**Work to do:** Using the records below, please work out how many lines contain "JSON"; answer with the number alone.
◆ ◆ ◆
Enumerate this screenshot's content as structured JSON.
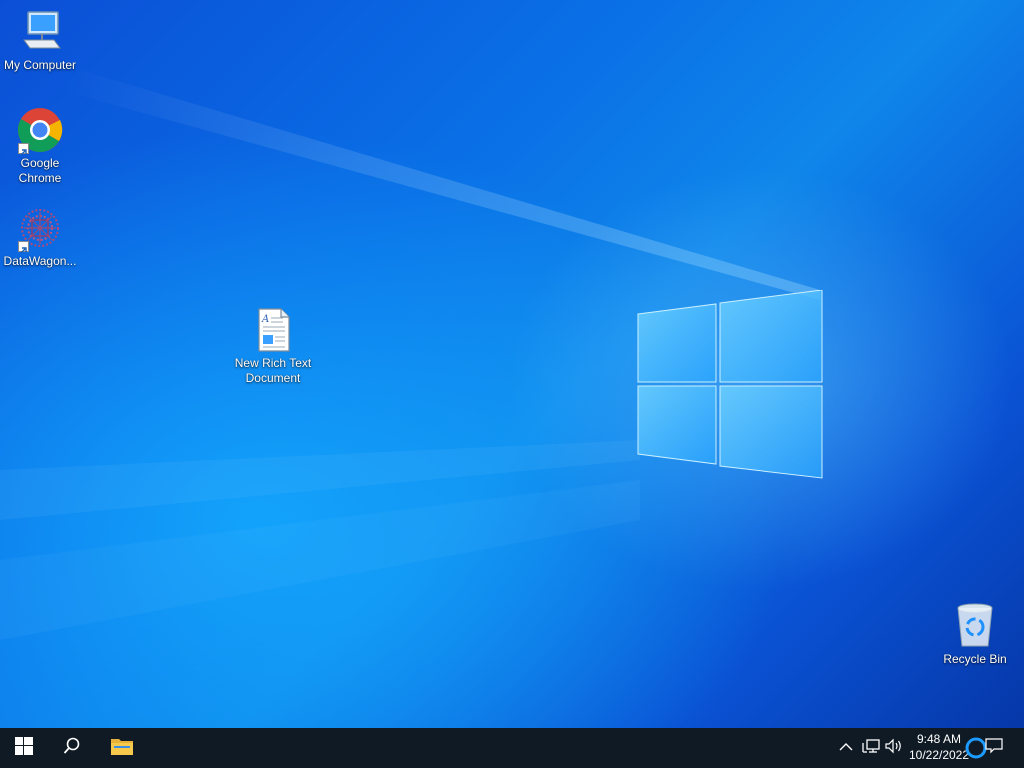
{
  "desktop": {
    "icons": [
      {
        "name": "my-computer",
        "label": "My Computer",
        "icon": "monitor-icon"
      },
      {
        "name": "google-chrome",
        "label": "Google\nChrome",
        "icon": "chrome-icon",
        "shortcut": true
      },
      {
        "name": "datawagon",
        "label": "DataWagon...",
        "icon": "datawagon-icon",
        "shortcut": true
      },
      {
        "name": "new-rich-text-document",
        "label": "New Rich Text\nDocument",
        "icon": "rtf-document-icon"
      },
      {
        "name": "recycle-bin",
        "label": "Recycle Bin",
        "icon": "recycle-bin-icon"
      }
    ]
  },
  "taskbar": {
    "start_icon": "windows-logo-icon",
    "search_icon": "search-icon",
    "explorer_icon": "folder-icon",
    "tray_icons": [
      "chevron-up-icon",
      "network-icon",
      "volume-icon"
    ],
    "clock": {
      "time": "9:48 AM",
      "date": "10/22/2022"
    },
    "notification_icon": "notification-icon"
  },
  "colors": {
    "taskbar_bg": "#0f1a24",
    "wallpaper_accent": "#0a6fe6"
  }
}
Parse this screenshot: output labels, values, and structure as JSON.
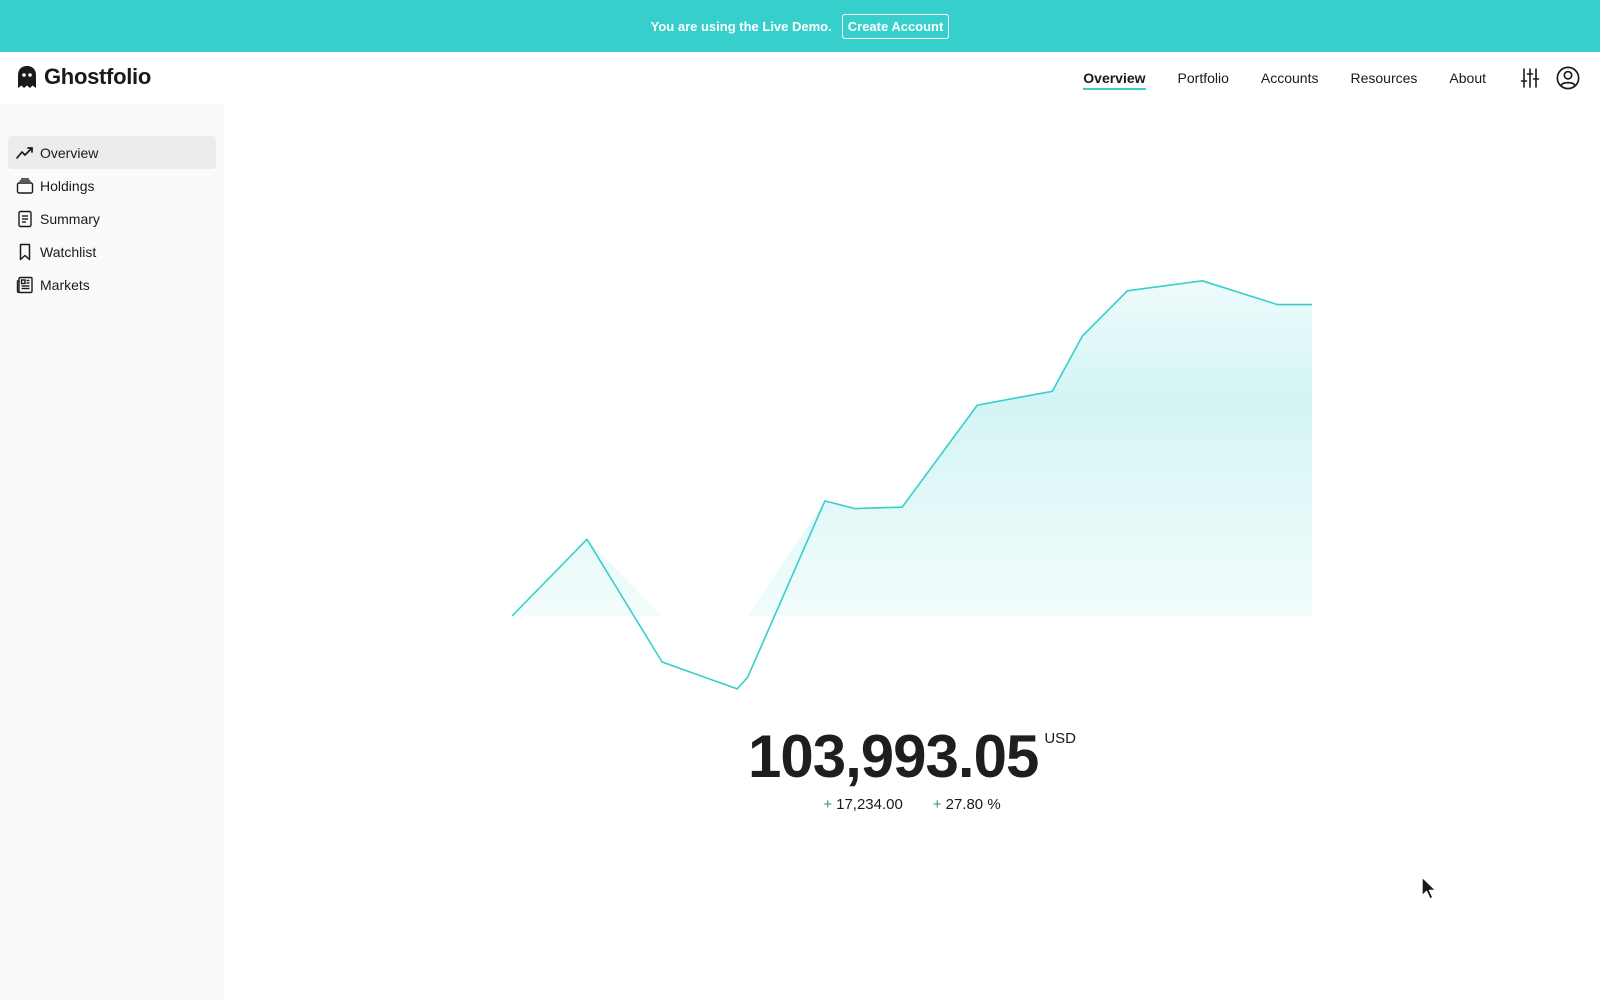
{
  "banner": {
    "message": "You are using the Live Demo.",
    "button_label": "Create Account",
    "color": "#36cfcc"
  },
  "header": {
    "app_name": "Ghostfolio",
    "nav": [
      {
        "label": "Overview",
        "active": true
      },
      {
        "label": "Portfolio",
        "active": false
      },
      {
        "label": "Accounts",
        "active": false
      },
      {
        "label": "Resources",
        "active": false
      },
      {
        "label": "About",
        "active": false
      }
    ],
    "icons": [
      "settings-sliders-icon",
      "user-account-icon"
    ]
  },
  "sidebar": {
    "items": [
      {
        "label": "Overview",
        "icon": "trend-line-icon",
        "active": true
      },
      {
        "label": "Holdings",
        "icon": "layers-icon",
        "active": false
      },
      {
        "label": "Summary",
        "icon": "document-icon",
        "active": false
      },
      {
        "label": "Watchlist",
        "icon": "bookmark-icon",
        "active": false
      },
      {
        "label": "Markets",
        "icon": "newspaper-icon",
        "active": false
      }
    ]
  },
  "summary": {
    "total_value": "103,993.05",
    "currency": "USD",
    "absolute_change": "17,234.00",
    "relative_change": "27.80 %",
    "positive_color": "#2e9e56"
  },
  "chart_data": {
    "type": "area",
    "accent_color": "#36cfcc",
    "baseline": 0,
    "values": [
      0,
      10,
      -6,
      -9.5,
      -8,
      15,
      14,
      14.2,
      27.5,
      29.3,
      36.5,
      42.4,
      43.7,
      40.6,
      40.6
    ],
    "step": [
      0,
      1,
      2,
      3,
      3.14,
      4.17,
      4.57,
      5.2,
      6.2,
      7.2,
      7.6,
      8.2,
      9.2,
      10.2,
      10.66
    ],
    "grid": false,
    "axes_visible": false
  }
}
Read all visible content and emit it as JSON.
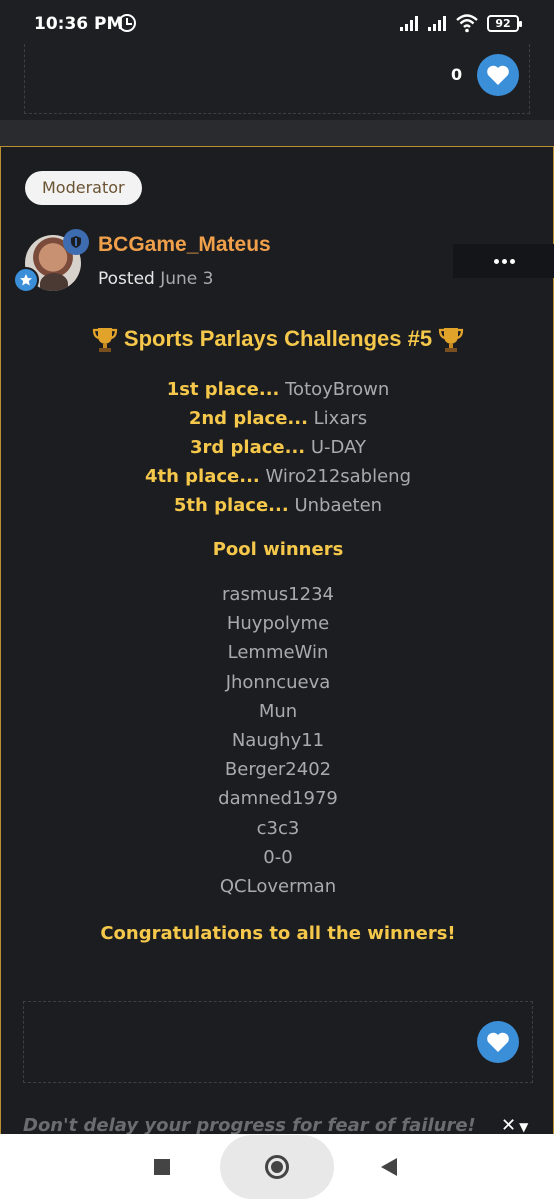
{
  "status_bar": {
    "time": "10:36 PM",
    "battery": "92"
  },
  "previous_post": {
    "like_count": "0"
  },
  "post": {
    "role_badge": "Moderator",
    "author": "BCGame_Mateus",
    "posted_label": "Posted",
    "posted_date": "June 3",
    "title": "Sports Parlays Challenges #5",
    "places": [
      {
        "rank": "1st place...",
        "name": "TotoyBrown"
      },
      {
        "rank": "2nd place...",
        "name": "Lixars"
      },
      {
        "rank": "3rd place...",
        "name": "U-DAY"
      },
      {
        "rank": "4th place...",
        "name": "Wiro212sableng"
      },
      {
        "rank": "5th place...",
        "name": "Unbaeten"
      }
    ],
    "pool_title": "Pool winners",
    "pool_winners": [
      "rasmus1234",
      "Huypolyme",
      "LemmeWin",
      "Jhonncueva",
      "Mun",
      "Naughy11",
      "Berger2402",
      "damned1979",
      "c3c3",
      "0-0",
      "QCLoverman"
    ],
    "congrats": "Congratulations to all the winners!",
    "signature": "Don't delay your progress for fear of failure!"
  },
  "colors": {
    "accent_gold": "#f5c84b",
    "author_orange": "#f0a04a",
    "like_blue": "#3b8ed8",
    "border_gold": "#b8902f"
  },
  "icons": [
    "alarm-icon",
    "signal-icon",
    "wifi-icon",
    "battery-icon",
    "heart-icon",
    "shield-icon",
    "star-icon",
    "trophy-icon",
    "more-icon",
    "close-icon",
    "chevron-down-icon",
    "recents-icon",
    "home-icon",
    "back-icon"
  ]
}
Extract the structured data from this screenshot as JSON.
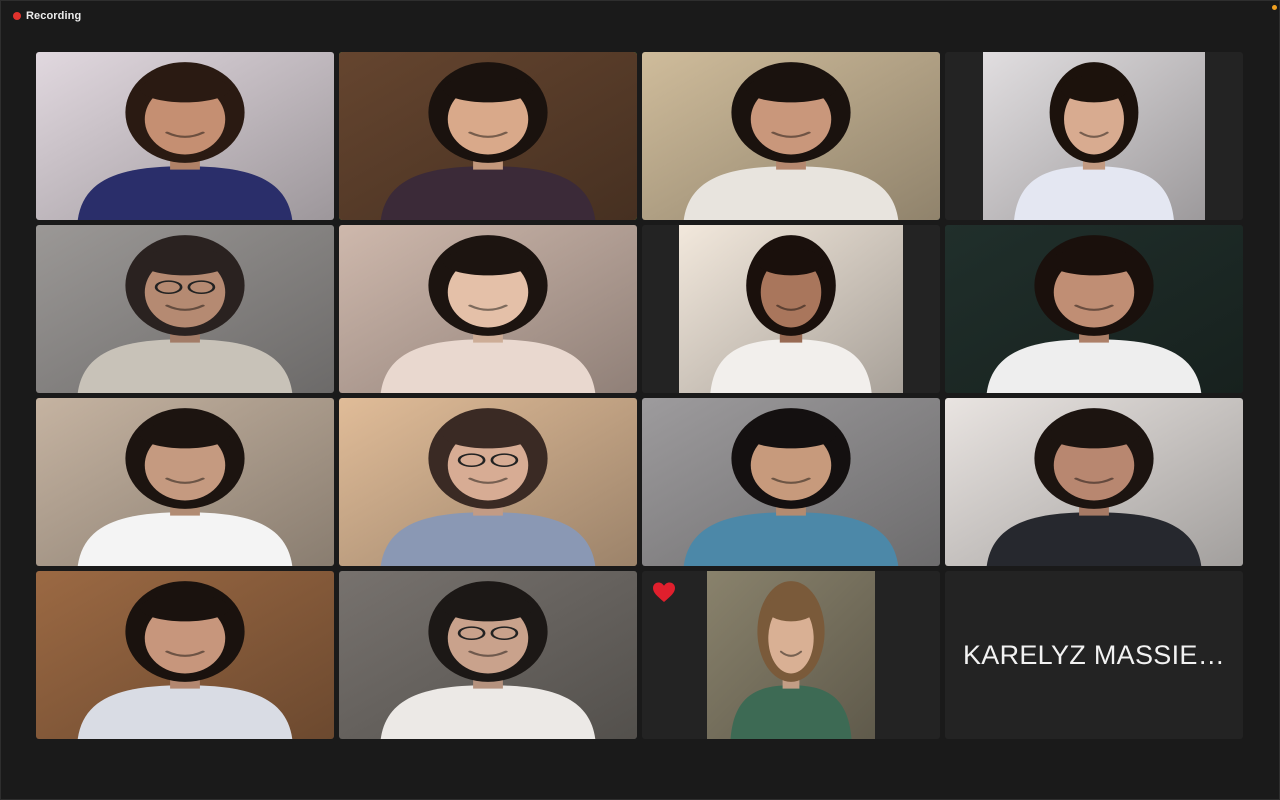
{
  "meeting": {
    "recording_label": "Recording",
    "recording_color": "#e0322d",
    "active_speaker_color": "#36c24a"
  },
  "participants": [
    {
      "video": true,
      "active": false,
      "bg": "#c9c1c7",
      "skin": "#c58f72",
      "hair": "#2a1a12",
      "shirt": "#2a2e6a",
      "glasses": false
    },
    {
      "video": true,
      "active": true,
      "bg": "#5a3e2a",
      "skin": "#d9a98a",
      "hair": "#1a120e",
      "shirt": "#3b2a38",
      "glasses": false
    },
    {
      "video": true,
      "active": false,
      "bg": "#b9a88a",
      "skin": "#c9977b",
      "hair": "#1a120e",
      "shirt": "#e8e4de",
      "glasses": false
    },
    {
      "video": true,
      "active": false,
      "bg": "#c9c6c8",
      "skin": "#d8ab90",
      "hair": "#1c120c",
      "shirt": "#e4e7f2",
      "glasses": false
    },
    {
      "video": true,
      "active": false,
      "bg": "#8a8886",
      "skin": "#b58a72",
      "hair": "#2a2220",
      "shirt": "#c8c2b8",
      "glasses": true
    },
    {
      "video": true,
      "active": false,
      "bg": "#b8a49a",
      "skin": "#e4c0a8",
      "hair": "#1c1410",
      "shirt": "#e9d8cf",
      "glasses": false
    },
    {
      "video": true,
      "active": false,
      "bg": "#d8cfc4",
      "skin": "#a9765c",
      "hair": "#1a100c",
      "shirt": "#f2efec",
      "glasses": false
    },
    {
      "video": true,
      "active": false,
      "bg": "#1d2a26",
      "skin": "#c08e74",
      "hair": "#1a100c",
      "shirt": "#eeeeee",
      "glasses": false
    },
    {
      "video": true,
      "active": false,
      "bg": "#b0a090",
      "skin": "#c59a80",
      "hair": "#1c1410",
      "shirt": "#f4f4f4",
      "glasses": false
    },
    {
      "video": true,
      "active": false,
      "bg": "#c8a888",
      "skin": "#d7ac94",
      "hair": "#3a2a24",
      "shirt": "#8a98b4",
      "glasses": true
    },
    {
      "video": true,
      "active": false,
      "bg": "#8c8a8c",
      "skin": "#c79a7c",
      "hair": "#141010",
      "shirt": "#4c88a8",
      "glasses": false
    },
    {
      "video": true,
      "active": false,
      "bg": "#d0ccc9",
      "skin": "#b88770",
      "hair": "#1c1410",
      "shirt": "#26282e",
      "glasses": false
    },
    {
      "video": true,
      "active": false,
      "bg": "#8a5e3c",
      "skin": "#c7967c",
      "hair": "#1a120e",
      "shirt": "#d9dce4",
      "glasses": false
    },
    {
      "video": true,
      "active": false,
      "bg": "#6a6662",
      "skin": "#c9a28c",
      "hair": "#1c1816",
      "shirt": "#ece9e6",
      "glasses": true
    },
    {
      "video": true,
      "active": false,
      "bg": "#7a7460",
      "skin": "#d9b094",
      "hair": "#7a5a3a",
      "shirt": "#3d6a54",
      "glasses": false,
      "reaction": "heart",
      "reaction_color": "#e01f2d"
    },
    {
      "video": false,
      "active": false,
      "name": "KARELYZ MASSIE…"
    }
  ]
}
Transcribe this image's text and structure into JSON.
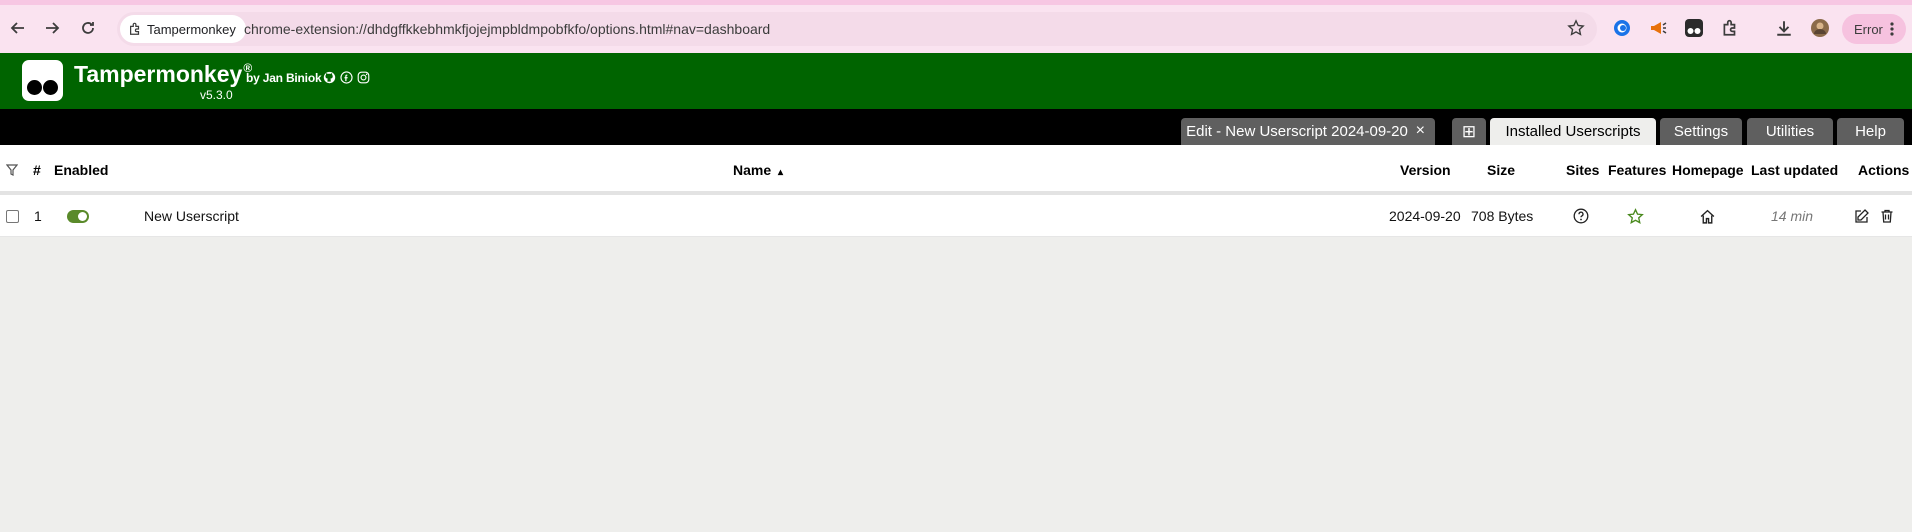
{
  "browser": {
    "site_chip": "Tampermonkey",
    "url": "chrome-extension://dhdgffkkebhmkfjojejmpbldmpobfkfo/options.html#nav=dashboard",
    "profile_status": "Error",
    "accent_color": "#fae3f0"
  },
  "header": {
    "title": "Tampermonkey",
    "registered": "®",
    "version": "v5.3.0",
    "byline": "by Jan Biniok",
    "brand_color": "#006400"
  },
  "tabs": [
    {
      "label": "Edit - New Userscript 2024-09-20",
      "close": "×"
    },
    {
      "label": "⊞"
    },
    {
      "label": "Installed Userscripts"
    },
    {
      "label": "Settings"
    },
    {
      "label": "Utilities"
    },
    {
      "label": "Help"
    }
  ],
  "table": {
    "columns": {
      "num": "#",
      "enabled": "Enabled",
      "name": "Name",
      "sort_indicator": "▴",
      "version": "Version",
      "size": "Size",
      "sites": "Sites",
      "features": "Features",
      "homepage": "Homepage",
      "last_updated": "Last updated",
      "actions": "Actions"
    },
    "rows": [
      {
        "num": "1",
        "name": "New Userscript",
        "version": "2024-09-20",
        "size": "708 Bytes",
        "last_updated": "14 min",
        "enabled": true
      }
    ]
  }
}
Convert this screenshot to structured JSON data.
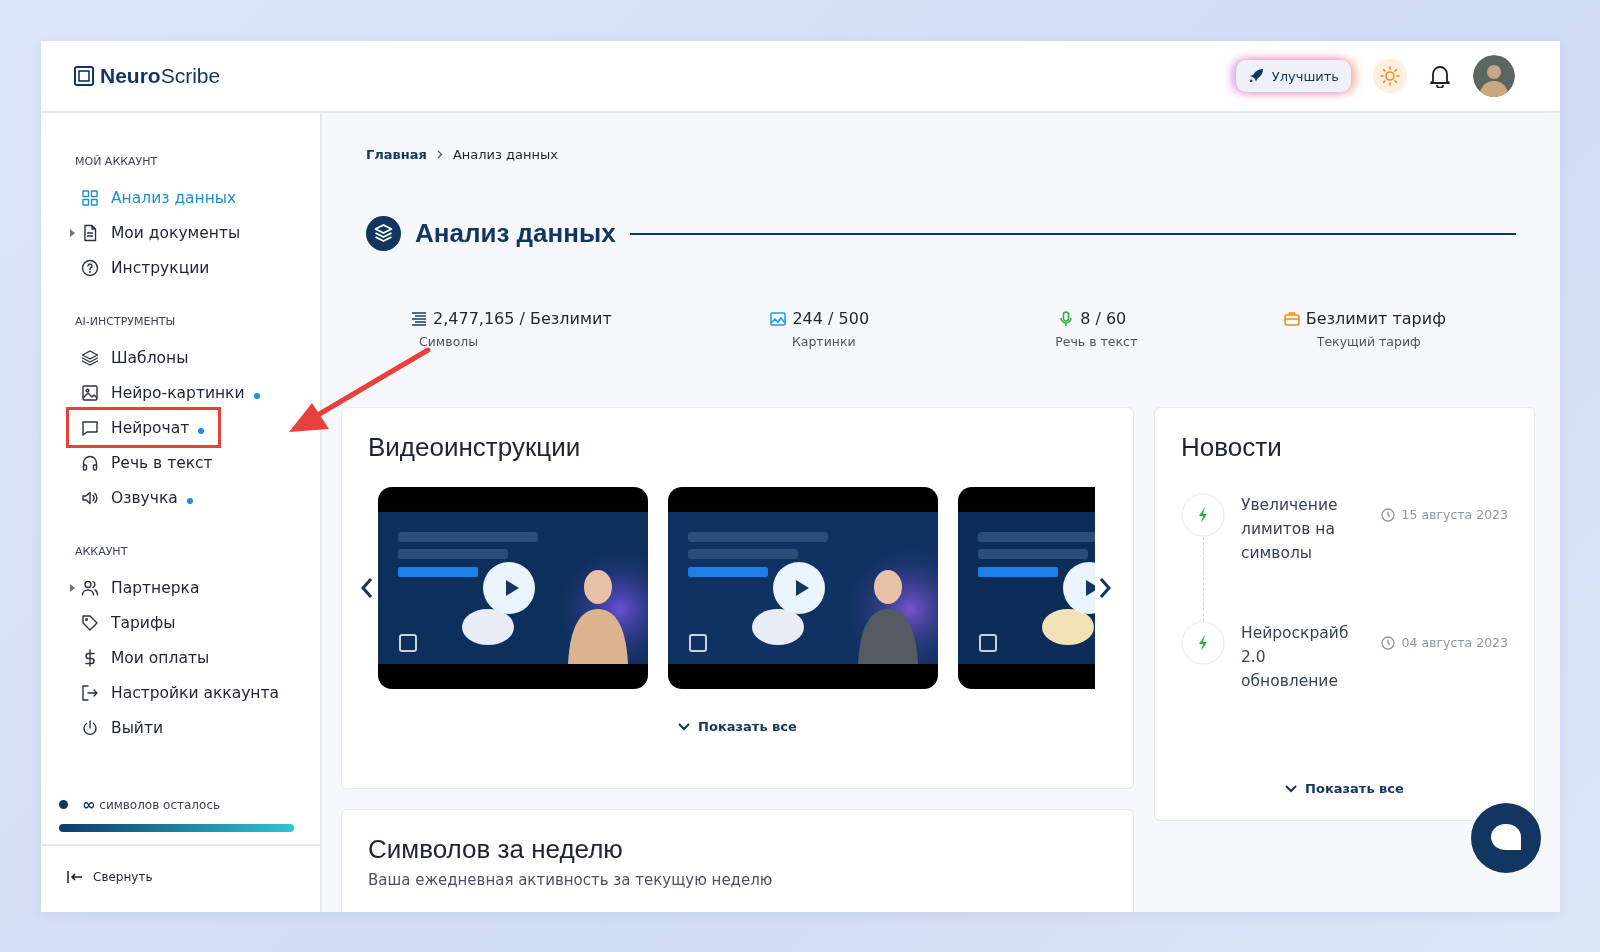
◆ ◆ ◆
**Response:** 6